Stored data
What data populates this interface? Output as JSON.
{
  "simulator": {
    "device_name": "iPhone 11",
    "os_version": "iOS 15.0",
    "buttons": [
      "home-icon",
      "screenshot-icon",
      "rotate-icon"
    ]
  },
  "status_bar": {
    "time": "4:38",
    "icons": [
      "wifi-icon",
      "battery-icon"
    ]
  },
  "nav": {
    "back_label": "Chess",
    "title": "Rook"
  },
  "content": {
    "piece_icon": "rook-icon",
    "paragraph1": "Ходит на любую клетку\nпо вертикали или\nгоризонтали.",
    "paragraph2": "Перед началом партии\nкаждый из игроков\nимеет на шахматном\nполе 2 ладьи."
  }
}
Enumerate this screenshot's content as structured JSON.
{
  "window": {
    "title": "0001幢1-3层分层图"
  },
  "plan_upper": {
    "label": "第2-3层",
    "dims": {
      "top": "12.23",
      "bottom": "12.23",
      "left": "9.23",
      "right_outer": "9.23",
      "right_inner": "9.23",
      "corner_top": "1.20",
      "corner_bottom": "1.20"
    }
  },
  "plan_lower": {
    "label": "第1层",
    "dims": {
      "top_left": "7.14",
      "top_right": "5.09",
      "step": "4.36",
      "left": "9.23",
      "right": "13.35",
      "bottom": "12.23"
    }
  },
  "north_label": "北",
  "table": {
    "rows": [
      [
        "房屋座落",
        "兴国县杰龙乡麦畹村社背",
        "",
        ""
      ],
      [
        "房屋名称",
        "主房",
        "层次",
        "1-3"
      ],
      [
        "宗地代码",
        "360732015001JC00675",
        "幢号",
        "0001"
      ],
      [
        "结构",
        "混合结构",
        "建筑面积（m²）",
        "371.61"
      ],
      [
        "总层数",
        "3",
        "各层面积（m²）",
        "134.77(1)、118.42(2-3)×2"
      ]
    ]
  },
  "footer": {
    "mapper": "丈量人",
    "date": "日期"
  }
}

● STATED GOAL
Reproduce every record, matching each line exactly.

● RESULT OF THIS TASK
What data populates this interface? Output as JSON.
{
  "simulator": {
    "device_name": "iPhone 11",
    "os_version": "iOS 15.0",
    "buttons": [
      "home-icon",
      "screenshot-icon",
      "rotate-icon"
    ]
  },
  "status_bar": {
    "time": "4:38",
    "icons": [
      "wifi-icon",
      "battery-icon"
    ]
  },
  "nav": {
    "back_label": "Chess",
    "title": "Rook"
  },
  "content": {
    "piece_icon": "rook-icon",
    "paragraph1": "Ходит на любую клетку\nпо вертикали или\nгоризонтали.",
    "paragraph2": "Перед началом партии\nкаждый из игроков\nимеет на шахматном\nполе 2 ладьи."
  }
}
Enumerate this screenshot's content as structured JSON.
{
  "window": {
    "title": "0001幢1-3层分层图"
  },
  "plan_upper": {
    "label": "第2-3层",
    "dims": {
      "top": "12.23",
      "bottom": "12.23",
      "left": "9.23",
      "right_outer": "9.23",
      "right_inner": "9.23",
      "corner_top": "1.20",
      "corner_bottom": "1.20"
    }
  },
  "plan_lower": {
    "label": "第1层",
    "dims": {
      "top_left": "7.14",
      "top_right": "5.09",
      "step": "4.36",
      "left": "9.23",
      "right": "13.35",
      "bottom": "12.23"
    }
  },
  "north_label": "北",
  "table": {
    "rows": [
      [
        "房屋座落",
        "兴国县杰龙乡麦畹村社背",
        "",
        ""
      ],
      [
        "房屋名称",
        "主房",
        "层次",
        "1-3"
      ],
      [
        "宗地代码",
        "360732015001JC00675",
        "幢号",
        "0001"
      ],
      [
        "结构",
        "混合结构",
        "建筑面积（m²）",
        "371.61"
      ],
      [
        "总层数",
        "3",
        "各层面积（m²）",
        "134.77(1)、118.42(2-3)×2"
      ]
    ]
  },
  "footer": {
    "mapper": "丈量人",
    "date": "日期"
  }
}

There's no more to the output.